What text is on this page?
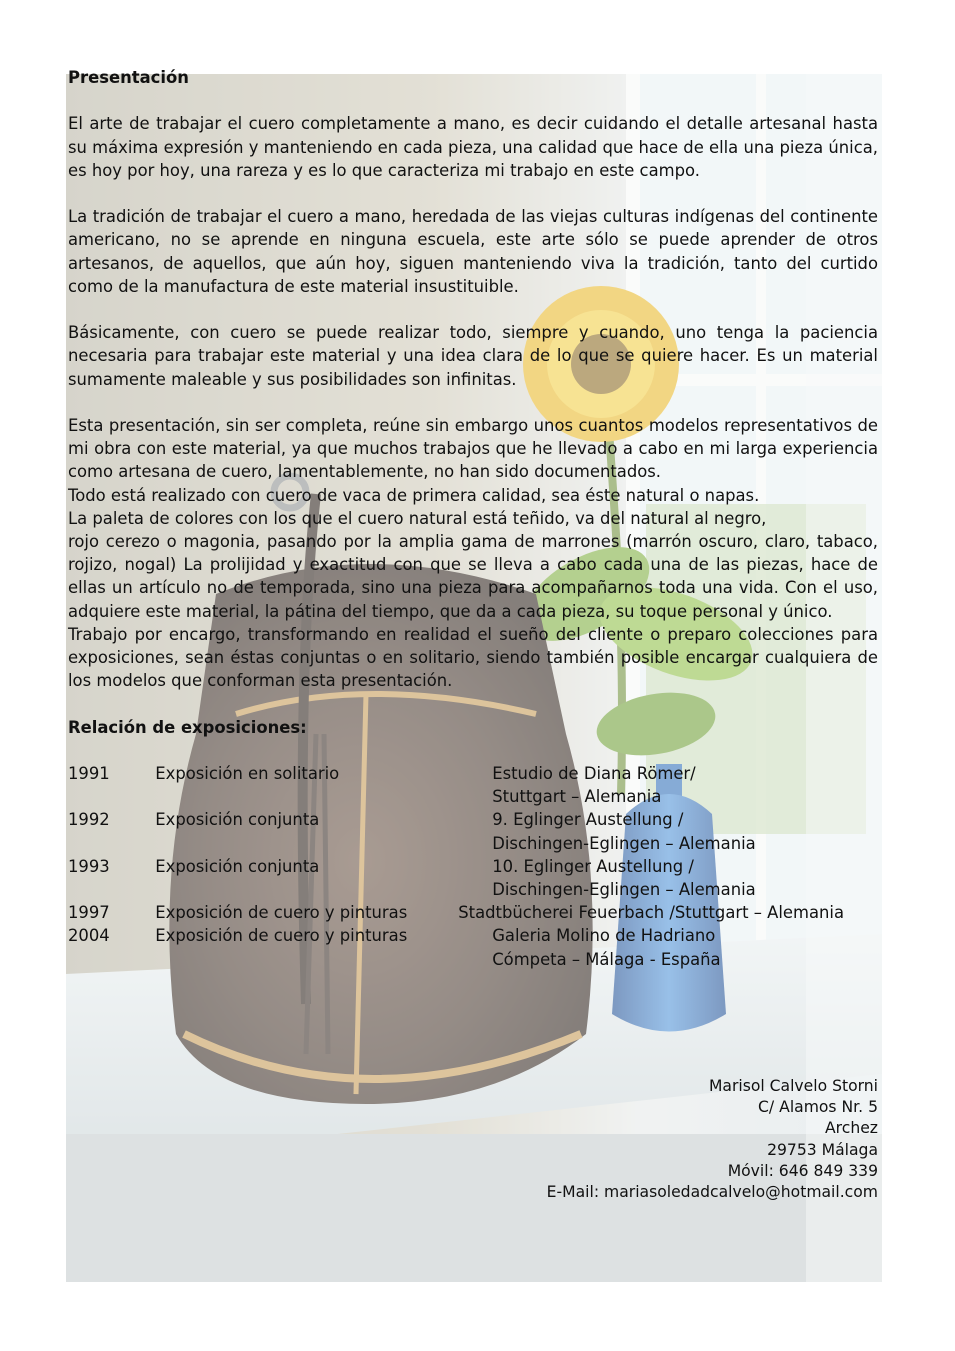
Presentación

El arte de trabajar el cuero completamente a mano, es decir cuidando el detalle artesanal hasta su máxima expresión y manteniendo en cada pieza, una calidad que hace de ella una pieza única, es hoy por hoy, una rareza y es lo que caracteriza mi trabajo en este campo.

La tradición de trabajar el cuero a mano, heredada de las viejas culturas indígenas del continente americano, no se aprende en ninguna escuela, este arte sólo se puede aprender de otros artesanos, de aquellos, que aún hoy, siguen manteniendo viva la tradición, tanto del curtido como de la manufactura de este material insustituible.

Básicamente, con cuero se puede realizar todo, siempre y cuando, uno tenga la paciencia necesaria para trabajar este material y una idea clara de lo que se quiere hacer. Es un material sumamente maleable y sus posibilidades son infinitas.

Esta presentación, sin ser completa, reúne sin embargo unos cuantos modelos representativos de mi obra con este material, ya que muchos trabajos que he llevado a cabo en mi larga experiencia como artesana de cuero, lamentablemente, no han sido documentados.

Todo está realizado con cuero de vaca de primera calidad, sea éste natural o napas.

La paleta de colores con los que el cuero natural está teñido, va del natural al negro,

rojo cerezo o magonia, pasando por la amplia gama de marrones (marrón oscuro, claro, tabaco, rojizo, nogal) La prolijidad y exactitud con que se lleva a cabo cada una de las piezas, hace de ellas un artículo no de temporada, sino una pieza para acompañarnos toda una vida. Con el uso, adquiere este material, la pátina del tiempo, que da a cada pieza, su toque personal y único.

Trabajo por encargo, transformando en realidad el sueño del cliente o preparo colecciones para exposiciones, sean éstas conjuntas o en solitario, siendo también posible encargar cualquiera de los modelos que conforman esta presentación.

Relación de exposiciones:
1991	Exposición en solitario	Estudio de Diana Römer/
Stuttgart – Alemania

1992	Exposición conjunta	9. Eglinger Austellung /
Dischingen-Eglingen – Alemania

1993	Exposición conjunta	10. Eglinger Austellung /
Dischingen-Eglingen – Alemania

1997	Exposición de cuero y pinturas	Stadtbücherei Feuerbach /Stuttgart – Alemania

2004	Exposición de cuero y pinturas	Galeria Molino de Hadriano
Cómpeta – Málaga - España
Marisol Calvelo Storni
C/ Alamos Nr. 5
Archez
29753 Málaga
Móvil: 646 849 339
E-Mail: mariasoledadcalvelo@hotmail.com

## WORK REQUIRED:
Reproduce all entries exactly. Pictures do not belong in the copy.

## RESULT BELOW:
What text is on this page?
Presentación

El arte de trabajar el cuero completamente a mano, es decir cuidando el detalle artesanal hasta su máxima expresión y manteniendo en cada pieza, una calidad que hace de ella una pieza única, es hoy por hoy, una rareza y es lo que caracteriza mi trabajo en este campo.

La tradición de trabajar el cuero a mano, heredada de las viejas culturas indígenas del continente americano, no se aprende en ninguna escuela, este arte sólo se puede aprender de otros artesanos, de aquellos, que aún hoy, siguen manteniendo viva la tradición, tanto del curtido como de la manufactura de este material insustituible.

Básicamente, con cuero se puede realizar todo, siempre y cuando, uno tenga la paciencia necesaria para trabajar este material y una idea clara de lo que se quiere hacer. Es un material sumamente maleable y sus posibilidades son infinitas.

Esta presentación, sin ser completa, reúne sin embargo unos cuantos modelos representativos de mi obra con este material, ya que muchos trabajos que he llevado a cabo en mi larga experiencia como artesana de cuero, lamentablemente, no han sido documentados.

Todo está realizado con cuero de vaca de primera calidad, sea éste natural o napas.

La paleta de colores con los que el cuero natural está teñido, va del natural al negro,

rojo cerezo o magonia, pasando por la amplia gama de marrones (marrón oscuro, claro, tabaco, rojizo, nogal) La prolijidad y exactitud con que se lleva a cabo cada una de las piezas, hace de ellas un artículo no de temporada, sino una pieza para acompañarnos toda una vida. Con el uso, adquiere este material, la pátina del tiempo, que da a cada pieza, su toque personal y único.

Trabajo por encargo, transformando en realidad el sueño del cliente o preparo colecciones para exposiciones, sean éstas conjuntas o en solitario, siendo también posible encargar cualquiera de los modelos que conforman esta presentación.

Relación de exposiciones:
1991	Exposición en solitario	Estudio de Diana Römer/
Stuttgart – Alemania

1992	Exposición conjunta	9. Eglinger Austellung /
Dischingen-Eglingen – Alemania

1993	Exposición conjunta	10. Eglinger Austellung /
Dischingen-Eglingen – Alemania

1997	Exposición de cuero y pinturas	Stadtbücherei Feuerbach /Stuttgart – Alemania

2004	Exposición de cuero y pinturas	Galeria Molino de Hadriano
Cómpeta – Málaga - España
Marisol Calvelo Storni
C/ Alamos Nr. 5
Archez
29753 Málaga
Móvil: 646 849 339
E-Mail: mariasoledadcalvelo@hotmail.com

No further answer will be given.